INSTRUCTIONS TO FOLLOW:
Don't copy the pictures; return every other part of the records exactly.

Figure content listings:
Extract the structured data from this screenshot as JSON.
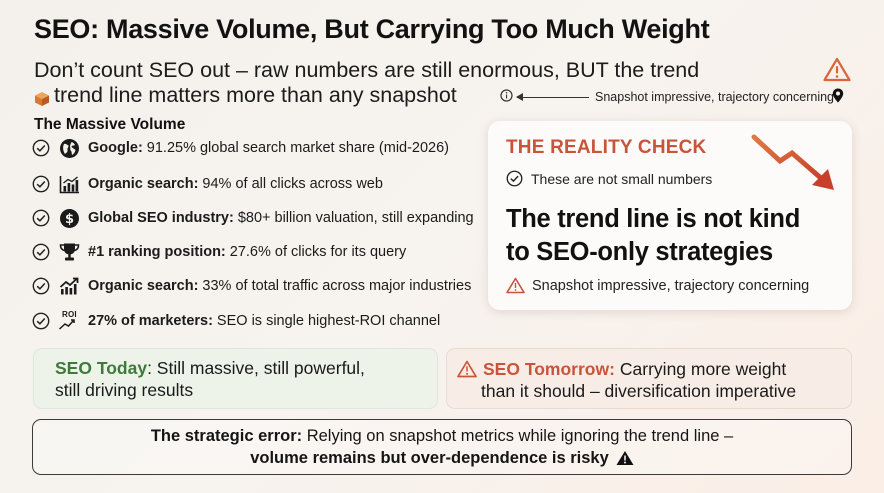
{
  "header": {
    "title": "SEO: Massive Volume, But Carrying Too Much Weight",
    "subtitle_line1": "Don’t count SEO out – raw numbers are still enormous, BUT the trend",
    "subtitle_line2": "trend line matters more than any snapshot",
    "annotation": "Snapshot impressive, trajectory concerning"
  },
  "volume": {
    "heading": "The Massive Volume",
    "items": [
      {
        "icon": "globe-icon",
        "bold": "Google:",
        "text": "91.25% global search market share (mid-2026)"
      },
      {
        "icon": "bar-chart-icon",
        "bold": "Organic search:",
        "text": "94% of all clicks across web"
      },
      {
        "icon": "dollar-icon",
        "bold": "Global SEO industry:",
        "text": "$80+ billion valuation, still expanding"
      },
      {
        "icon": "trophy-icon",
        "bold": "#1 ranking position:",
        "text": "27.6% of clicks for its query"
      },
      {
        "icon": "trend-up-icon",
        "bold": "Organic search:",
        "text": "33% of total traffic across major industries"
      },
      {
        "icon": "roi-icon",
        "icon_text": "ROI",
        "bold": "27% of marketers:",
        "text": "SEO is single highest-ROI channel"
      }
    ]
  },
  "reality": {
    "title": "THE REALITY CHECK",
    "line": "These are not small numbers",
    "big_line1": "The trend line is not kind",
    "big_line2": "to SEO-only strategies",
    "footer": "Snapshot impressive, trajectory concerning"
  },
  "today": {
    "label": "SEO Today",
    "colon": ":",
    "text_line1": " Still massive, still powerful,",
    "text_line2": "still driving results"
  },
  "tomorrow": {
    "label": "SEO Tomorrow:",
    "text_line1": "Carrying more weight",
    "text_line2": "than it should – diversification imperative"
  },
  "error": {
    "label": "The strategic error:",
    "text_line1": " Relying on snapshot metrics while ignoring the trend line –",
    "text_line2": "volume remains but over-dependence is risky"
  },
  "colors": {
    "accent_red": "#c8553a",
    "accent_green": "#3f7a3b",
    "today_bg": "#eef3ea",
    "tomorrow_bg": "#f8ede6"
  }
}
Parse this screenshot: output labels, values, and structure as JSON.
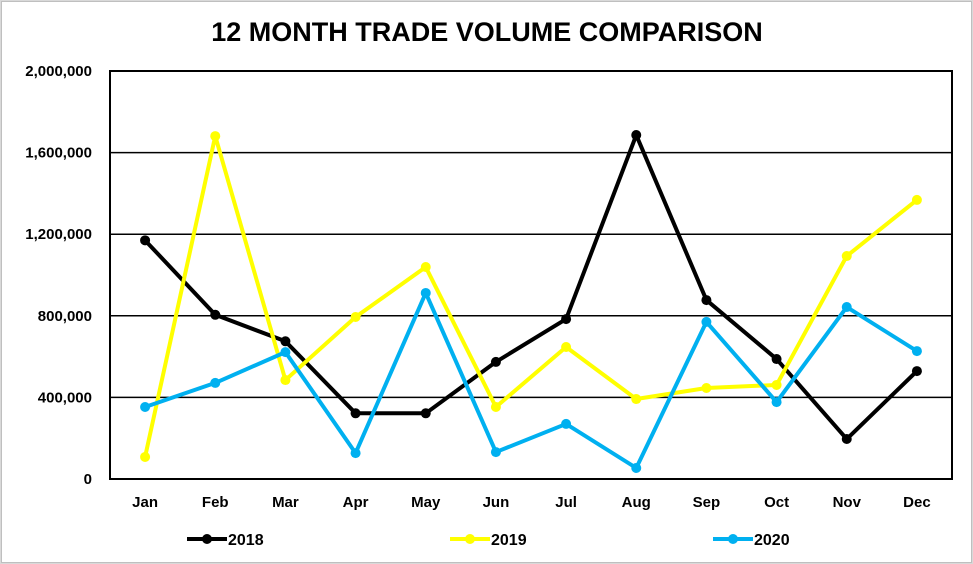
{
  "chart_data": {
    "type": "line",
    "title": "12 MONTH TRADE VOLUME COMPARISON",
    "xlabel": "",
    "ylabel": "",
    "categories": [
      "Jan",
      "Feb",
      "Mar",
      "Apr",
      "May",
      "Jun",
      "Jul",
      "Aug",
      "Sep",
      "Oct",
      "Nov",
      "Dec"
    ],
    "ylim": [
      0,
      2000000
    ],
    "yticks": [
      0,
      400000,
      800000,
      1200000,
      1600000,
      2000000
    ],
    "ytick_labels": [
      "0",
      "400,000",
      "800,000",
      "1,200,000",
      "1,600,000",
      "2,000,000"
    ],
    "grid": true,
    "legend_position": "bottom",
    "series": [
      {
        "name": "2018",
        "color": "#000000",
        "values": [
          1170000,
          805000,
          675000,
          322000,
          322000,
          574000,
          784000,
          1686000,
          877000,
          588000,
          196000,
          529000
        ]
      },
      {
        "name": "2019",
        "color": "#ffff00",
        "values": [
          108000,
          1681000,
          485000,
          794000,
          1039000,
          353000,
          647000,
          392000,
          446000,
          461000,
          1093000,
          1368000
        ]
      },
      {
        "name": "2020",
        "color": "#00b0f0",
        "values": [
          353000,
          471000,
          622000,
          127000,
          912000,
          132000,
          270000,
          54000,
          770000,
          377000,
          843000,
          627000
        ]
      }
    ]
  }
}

EXERCISE RESPONSE:
Extract the structured data from this screenshot as JSON.
{
  "header": {
    "title": "SEO: Massive Volume, But Carrying Too Much Weight",
    "subtitle_line1": "Don’t count SEO out – raw numbers are still enormous, BUT the trend",
    "subtitle_line2": "trend line matters more than any snapshot",
    "annotation": "Snapshot impressive, trajectory concerning"
  },
  "volume": {
    "heading": "The Massive Volume",
    "items": [
      {
        "icon": "globe-icon",
        "bold": "Google:",
        "text": "91.25% global search market share (mid-2026)"
      },
      {
        "icon": "bar-chart-icon",
        "bold": "Organic search:",
        "text": "94% of all clicks across web"
      },
      {
        "icon": "dollar-icon",
        "bold": "Global SEO industry:",
        "text": "$80+ billion valuation, still expanding"
      },
      {
        "icon": "trophy-icon",
        "bold": "#1 ranking position:",
        "text": "27.6% of clicks for its query"
      },
      {
        "icon": "trend-up-icon",
        "bold": "Organic search:",
        "text": "33% of total traffic across major industries"
      },
      {
        "icon": "roi-icon",
        "icon_text": "ROI",
        "bold": "27% of marketers:",
        "text": "SEO is single highest-ROI channel"
      }
    ]
  },
  "reality": {
    "title": "THE REALITY CHECK",
    "line": "These are not small numbers",
    "big_line1": "The trend line is not kind",
    "big_line2": "to SEO-only strategies",
    "footer": "Snapshot impressive, trajectory concerning"
  },
  "today": {
    "label": "SEO Today",
    "colon": ":",
    "text_line1": " Still massive, still powerful,",
    "text_line2": "still driving results"
  },
  "tomorrow": {
    "label": "SEO Tomorrow:",
    "text_line1": "Carrying more weight",
    "text_line2": "than it should – diversification imperative"
  },
  "error": {
    "label": "The strategic error:",
    "text_line1": " Relying on snapshot metrics while ignoring the trend line –",
    "text_line2": "volume remains but over-dependence is risky"
  },
  "colors": {
    "accent_red": "#c8553a",
    "accent_green": "#3f7a3b",
    "today_bg": "#eef3ea",
    "tomorrow_bg": "#f8ede6"
  }
}
Parse this screenshot: output labels, values, and structure as JSON.
{
  "chart_data": {
    "type": "line",
    "title": "12 MONTH TRADE VOLUME COMPARISON",
    "xlabel": "",
    "ylabel": "",
    "categories": [
      "Jan",
      "Feb",
      "Mar",
      "Apr",
      "May",
      "Jun",
      "Jul",
      "Aug",
      "Sep",
      "Oct",
      "Nov",
      "Dec"
    ],
    "ylim": [
      0,
      2000000
    ],
    "yticks": [
      0,
      400000,
      800000,
      1200000,
      1600000,
      2000000
    ],
    "ytick_labels": [
      "0",
      "400,000",
      "800,000",
      "1,200,000",
      "1,600,000",
      "2,000,000"
    ],
    "grid": true,
    "legend_position": "bottom",
    "series": [
      {
        "name": "2018",
        "color": "#000000",
        "values": [
          1170000,
          805000,
          675000,
          322000,
          322000,
          574000,
          784000,
          1686000,
          877000,
          588000,
          196000,
          529000
        ]
      },
      {
        "name": "2019",
        "color": "#ffff00",
        "values": [
          108000,
          1681000,
          485000,
          794000,
          1039000,
          353000,
          647000,
          392000,
          446000,
          461000,
          1093000,
          1368000
        ]
      },
      {
        "name": "2020",
        "color": "#00b0f0",
        "values": [
          353000,
          471000,
          622000,
          127000,
          912000,
          132000,
          270000,
          54000,
          770000,
          377000,
          843000,
          627000
        ]
      }
    ]
  }
}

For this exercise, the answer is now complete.